◆ Direction:
Write out each line that follows exactly as it stands, without the pictures.

◆ Extracted entries:
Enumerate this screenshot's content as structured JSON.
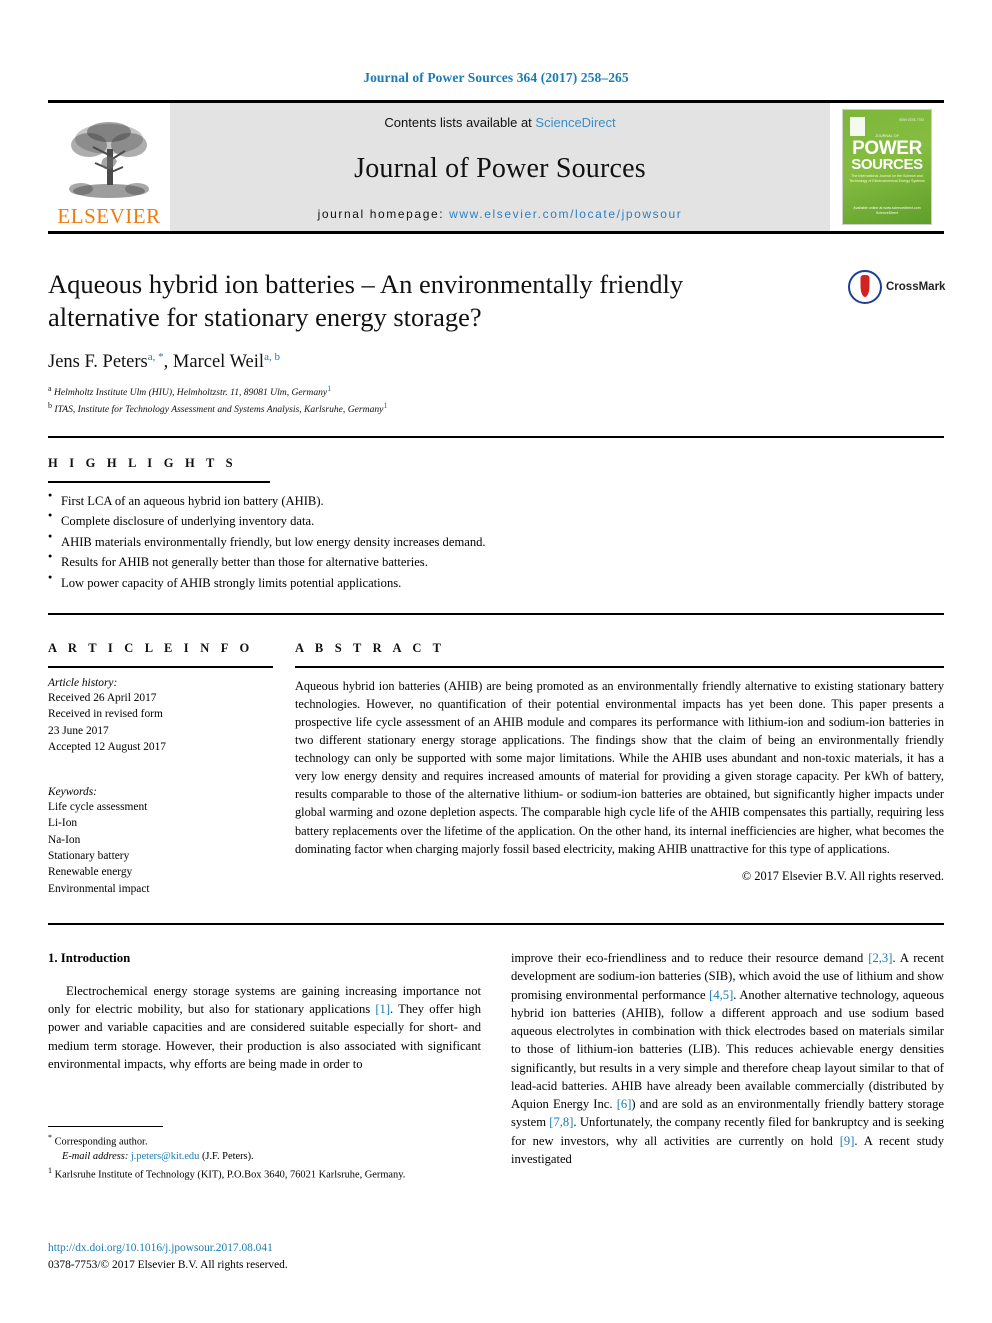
{
  "running_head": "Journal of Power Sources 364 (2017) 258–265",
  "masthead": {
    "contents_prefix": "Contents lists available at",
    "sciencedirect": "ScienceDirect",
    "journal_title": "Journal of Power Sources",
    "homepage_prefix": "journal homepage:",
    "homepage_url": "www.elsevier.com/locate/jpowsour",
    "publisher": "ELSEVIER",
    "cover": {
      "power": "POWER",
      "sources": "SOURCES",
      "issn": "ISSN 0378-7753",
      "sub": "JOURNAL OF",
      "tagline": "The International Journal on the Science and Technology of Electrochemical Energy Systems",
      "footer": "Available online at www.sciencedirect.com ScienceDirect"
    }
  },
  "article": {
    "title": "Aqueous hybrid ion batteries – An environmentally friendly alternative for stationary energy storage?",
    "authors": [
      {
        "name": "Jens F. Peters",
        "marks": "a, *"
      },
      {
        "name": "Marcel Weil",
        "marks": "a, b"
      }
    ],
    "affiliations": [
      {
        "mark": "a",
        "text": "Helmholtz Institute Ulm (HIU), Helmholtzstr. 11, 89081 Ulm, Germany",
        "note": "1"
      },
      {
        "mark": "b",
        "text": "ITAS, Institute for Technology Assessment and Systems Analysis, Karlsruhe, Germany",
        "note": "1"
      }
    ],
    "crossmark_label": "CrossMark"
  },
  "highlights": {
    "heading": "H I G H L I G H T S",
    "items": [
      "First LCA of an aqueous hybrid ion battery (AHIB).",
      "Complete disclosure of underlying inventory data.",
      "AHIB materials environmentally friendly, but low energy density increases demand.",
      "Results for AHIB not generally better than those for alternative batteries.",
      "Low power capacity of AHIB strongly limits potential applications."
    ]
  },
  "article_info": {
    "heading": "A R T I C L E  I N F O",
    "history_label": "Article history:",
    "history": [
      "Received 26 April 2017",
      "Received in revised form",
      "23 June 2017",
      "Accepted 12 August 2017"
    ],
    "keywords_label": "Keywords:",
    "keywords": [
      "Life cycle assessment",
      "Li-Ion",
      "Na-Ion",
      "Stationary battery",
      "Renewable energy",
      "Environmental impact"
    ]
  },
  "abstract": {
    "heading": "A B S T R A C T",
    "text": "Aqueous hybrid ion batteries (AHIB) are being promoted as an environmentally friendly alternative to existing stationary battery technologies. However, no quantification of their potential environmental impacts has yet been done. This paper presents a prospective life cycle assessment of an AHIB module and compares its performance with lithium-ion and sodium-ion batteries in two different stationary energy storage applications. The findings show that the claim of being an environmentally friendly technology can only be supported with some major limitations. While the AHIB uses abundant and non-toxic materials, it has a very low energy density and requires increased amounts of material for providing a given storage capacity. Per kWh of battery, results comparable to those of the alternative lithium- or sodium-ion batteries are obtained, but significantly higher impacts under global warming and ozone depletion aspects. The comparable high cycle life of the AHIB compensates this partially, requiring less battery replacements over the lifetime of the application. On the other hand, its internal inefficiencies are higher, what becomes the dominating factor when charging majorly fossil based electricity, making AHIB unattractive for this type of applications.",
    "copyright": "© 2017 Elsevier B.V. All rights reserved."
  },
  "body": {
    "section_number_title": "1. Introduction",
    "left_paragraph_prefix": "Electrochemical energy storage systems are gaining increasing importance not only for electric mobility, but also for stationary applications ",
    "left_cite_1": "[1]",
    "left_paragraph_mid": ". They offer high power and variable capacities and are considered suitable especially for short- and medium term storage. However, their production is also associated with significant environmental impacts, why efforts are being made in order to",
    "right_part_1": "improve their eco-friendliness and to reduce their resource demand ",
    "right_cite_23": "[2,3]",
    "right_part_2": ". A recent development are sodium-ion batteries (SIB), which avoid the use of lithium and show promising environmental performance ",
    "right_cite_45": "[4,5]",
    "right_part_3": ". Another alternative technology, aqueous hybrid ion batteries (AHIB), follow a different approach and use sodium based aqueous electrolytes in combination with thick electrodes based on materials similar to those of lithium-ion batteries (LIB). This reduces achievable energy densities significantly, but results in a very simple and therefore cheap layout similar to that of lead-acid batteries. AHIB have already been available commercially (distributed by Aquion Energy Inc. ",
    "right_cite_6": "[6]",
    "right_part_4": ") and are sold as an environmentally friendly battery storage system ",
    "right_cite_78": "[7,8]",
    "right_part_5": ". Unfortunately, the company recently filed for bankruptcy and is seeking for new investors, why all activities are currently on hold ",
    "right_cite_9": "[9]",
    "right_part_6": ". A recent study investigated"
  },
  "footnotes": {
    "corresponding": "Corresponding author.",
    "email_label": "E-mail address:",
    "email": "j.peters@kit.edu",
    "email_suffix": "(J.F. Peters).",
    "note_mark": "1",
    "note_text": "Karlsruhe Institute of Technology (KIT), P.O.Box 3640, 76021 Karlsruhe, Germany."
  },
  "doi_block": {
    "doi": "http://dx.doi.org/10.1016/j.jpowsour.2017.08.041",
    "issn_line": "0378-7753/© 2017 Elsevier B.V. All rights reserved."
  },
  "colors": {
    "link_blue": "#1a7bb5",
    "elsevier_orange": "#ef7b10",
    "cover_green": "#7cb63a",
    "masthead_gray": "#e3e3e3"
  }
}
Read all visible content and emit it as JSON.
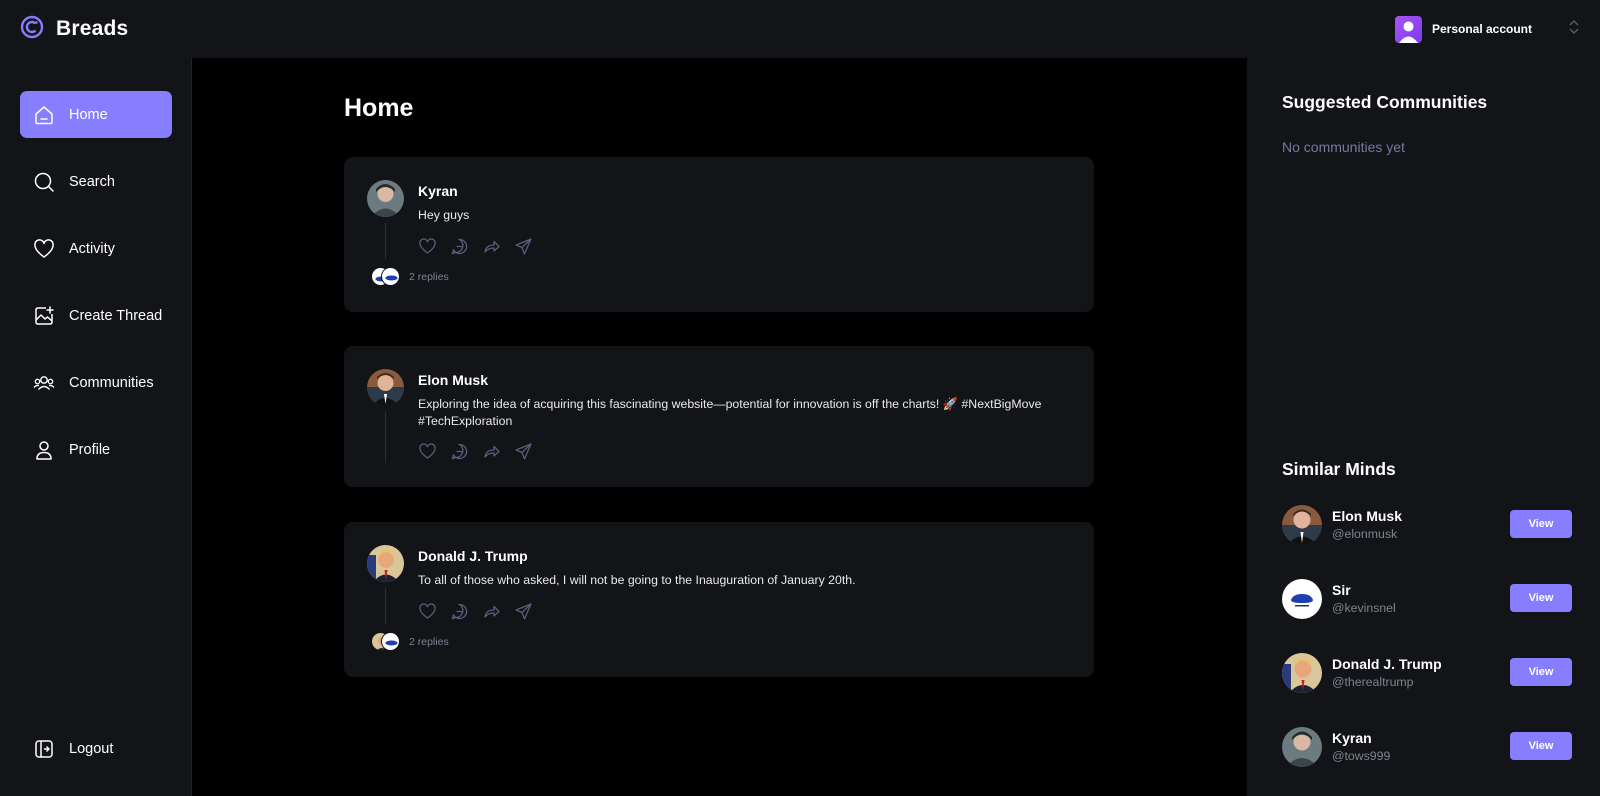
{
  "brand": {
    "name": "Breads",
    "accent": "#877eff"
  },
  "account": {
    "label": "Personal account"
  },
  "nav": {
    "home": "Home",
    "search": "Search",
    "activity": "Activity",
    "create_thread": "Create Thread",
    "communities": "Communities",
    "profile": "Profile",
    "logout": "Logout"
  },
  "main": {
    "title": "Home",
    "threads": [
      {
        "author": "Kyran",
        "content": "Hey guys",
        "replies": "2 replies"
      },
      {
        "author": "Elon Musk",
        "content": "Exploring the idea of acquiring this fascinating website—potential for innovation is off the charts! 🚀 #NextBigMove #TechExploration"
      },
      {
        "author": "Donald J. Trump",
        "content": "To all of those who asked, I will not be going to the Inauguration of January 20th.",
        "replies": "2 replies"
      }
    ]
  },
  "rightbar": {
    "communities_title": "Suggested Communities",
    "communities_empty": "No communities yet",
    "minds_title": "Similar Minds",
    "view_label": "View",
    "minds": [
      {
        "name": "Elon Musk",
        "handle": "@elonmusk"
      },
      {
        "name": "Sir",
        "handle": "@kevinsnel"
      },
      {
        "name": "Donald J. Trump",
        "handle": "@therealtrump"
      },
      {
        "name": "Kyran",
        "handle": "@tows999"
      }
    ]
  }
}
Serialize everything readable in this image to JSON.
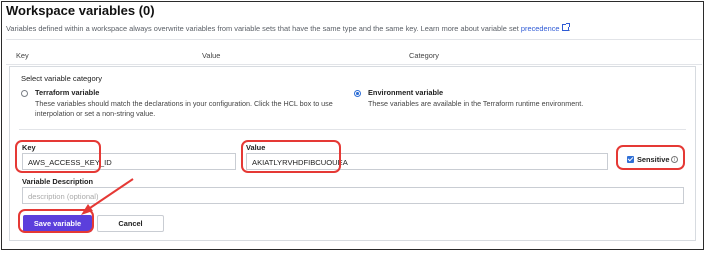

◆ Reply to the exercise:
Enumerate this screenshot's content as structured JSON.
{
  "running_head": "Journal of Power Sources 364 (2017) 258–265",
  "masthead": {
    "contents_prefix": "Contents lists available at",
    "sciencedirect": "ScienceDirect",
    "journal_title": "Journal of Power Sources",
    "homepage_prefix": "journal homepage:",
    "homepage_url": "www.elsevier.com/locate/jpowsour",
    "publisher": "ELSEVIER",
    "cover": {
      "power": "POWER",
      "sources": "SOURCES",
      "issn": "ISSN 0378-7753",
      "sub": "JOURNAL OF",
      "tagline": "The International Journal on the Science and Technology of Electrochemical Energy Systems",
      "footer": "Available online at www.sciencedirect.com ScienceDirect"
    }
  },
  "article": {
    "title": "Aqueous hybrid ion batteries – An environmentally friendly alternative for stationary energy storage?",
    "authors": [
      {
        "name": "Jens F. Peters",
        "marks": "a, *"
      },
      {
        "name": "Marcel Weil",
        "marks": "a, b"
      }
    ],
    "affiliations": [
      {
        "mark": "a",
        "text": "Helmholtz Institute Ulm (HIU), Helmholtzstr. 11, 89081 Ulm, Germany",
        "note": "1"
      },
      {
        "mark": "b",
        "text": "ITAS, Institute for Technology Assessment and Systems Analysis, Karlsruhe, Germany",
        "note": "1"
      }
    ],
    "crossmark_label": "CrossMark"
  },
  "highlights": {
    "heading": "H I G H L I G H T S",
    "items": [
      "First LCA of an aqueous hybrid ion battery (AHIB).",
      "Complete disclosure of underlying inventory data.",
      "AHIB materials environmentally friendly, but low energy density increases demand.",
      "Results for AHIB not generally better than those for alternative batteries.",
      "Low power capacity of AHIB strongly limits potential applications."
    ]
  },
  "article_info": {
    "heading": "A R T I C L E  I N F O",
    "history_label": "Article history:",
    "history": [
      "Received 26 April 2017",
      "Received in revised form",
      "23 June 2017",
      "Accepted 12 August 2017"
    ],
    "keywords_label": "Keywords:",
    "keywords": [
      "Life cycle assessment",
      "Li-Ion",
      "Na-Ion",
      "Stationary battery",
      "Renewable energy",
      "Environmental impact"
    ]
  },
  "abstract": {
    "heading": "A B S T R A C T",
    "text": "Aqueous hybrid ion batteries (AHIB) are being promoted as an environmentally friendly alternative to existing stationary battery technologies. However, no quantification of their potential environmental impacts has yet been done. This paper presents a prospective life cycle assessment of an AHIB module and compares its performance with lithium-ion and sodium-ion batteries in two different stationary energy storage applications. The findings show that the claim of being an environmentally friendly technology can only be supported with some major limitations. While the AHIB uses abundant and non-toxic materials, it has a very low energy density and requires increased amounts of material for providing a given storage capacity. Per kWh of battery, results comparable to those of the alternative lithium- or sodium-ion batteries are obtained, but significantly higher impacts under global warming and ozone depletion aspects. The comparable high cycle life of the AHIB compensates this partially, requiring less battery replacements over the lifetime of the application. On the other hand, its internal inefficiencies are higher, what becomes the dominating factor when charging majorly fossil based electricity, making AHIB unattractive for this type of applications.",
    "copyright": "© 2017 Elsevier B.V. All rights reserved."
  },
  "body": {
    "section_number_title": "1. Introduction",
    "left_paragraph_prefix": "Electrochemical energy storage systems are gaining increasing importance not only for electric mobility, but also for stationary applications ",
    "left_cite_1": "[1]",
    "left_paragraph_mid": ". They offer high power and variable capacities and are considered suitable especially for short- and medium term storage. However, their production is also associated with significant environmental impacts, why efforts are being made in order to",
    "right_part_1": "improve their eco-friendliness and to reduce their resource demand ",
    "right_cite_23": "[2,3]",
    "right_part_2": ". A recent development are sodium-ion batteries (SIB), which avoid the use of lithium and show promising environmental performance ",
    "right_cite_45": "[4,5]",
    "right_part_3": ". Another alternative technology, aqueous hybrid ion batteries (AHIB), follow a different approach and use sodium based aqueous electrolytes in combination with thick electrodes based on materials similar to those of lithium-ion batteries (LIB). This reduces achievable energy densities significantly, but results in a very simple and therefore cheap layout similar to that of lead-acid batteries. AHIB have already been available commercially (distributed by Aquion Energy Inc. ",
    "right_cite_6": "[6]",
    "right_part_4": ") and are sold as an environmentally friendly battery storage system ",
    "right_cite_78": "[7,8]",
    "right_part_5": ". Unfortunately, the company recently filed for bankruptcy and is seeking for new investors, why all activities are currently on hold ",
    "right_cite_9": "[9]",
    "right_part_6": ". A recent study investigated"
  },
  "footnotes": {
    "corresponding": "Corresponding author.",
    "email_label": "E-mail address:",
    "email": "j.peters@kit.edu",
    "email_suffix": "(J.F. Peters).",
    "note_mark": "1",
    "note_text": "Karlsruhe Institute of Technology (KIT), P.O.Box 3640, 76021 Karlsruhe, Germany."
  },
  "doi_block": {
    "doi": "http://dx.doi.org/10.1016/j.jpowsour.2017.08.041",
    "issn_line": "0378-7753/© 2017 Elsevier B.V. All rights reserved."
  },
  "colors": {
    "link_blue": "#1a7bb5",
    "elsevier_orange": "#ef7b10",
    "cover_green": "#7cb63a",
    "masthead_gray": "#e3e3e3"
  }
}
Read all visible content and emit it as JSON.
{
  "brand": {
    "name": "Breads",
    "accent": "#877eff"
  },
  "account": {
    "label": "Personal account"
  },
  "nav": {
    "home": "Home",
    "search": "Search",
    "activity": "Activity",
    "create_thread": "Create Thread",
    "communities": "Communities",
    "profile": "Profile",
    "logout": "Logout"
  },
  "main": {
    "title": "Home",
    "threads": [
      {
        "author": "Kyran",
        "content": "Hey guys",
        "replies": "2 replies"
      },
      {
        "author": "Elon Musk",
        "content": "Exploring the idea of acquiring this fascinating website—potential for innovation is off the charts! 🚀 #NextBigMove #TechExploration"
      },
      {
        "author": "Donald J. Trump",
        "content": "To all of those who asked, I will not be going to the Inauguration of January 20th.",
        "replies": "2 replies"
      }
    ]
  },
  "rightbar": {
    "communities_title": "Suggested Communities",
    "communities_empty": "No communities yet",
    "minds_title": "Similar Minds",
    "view_label": "View",
    "minds": [
      {
        "name": "Elon Musk",
        "handle": "@elonmusk"
      },
      {
        "name": "Sir",
        "handle": "@kevinsnel"
      },
      {
        "name": "Donald J. Trump",
        "handle": "@therealtrump"
      },
      {
        "name": "Kyran",
        "handle": "@tows999"
      }
    ]
  }
}
Serialize everything readable in this image to JSON.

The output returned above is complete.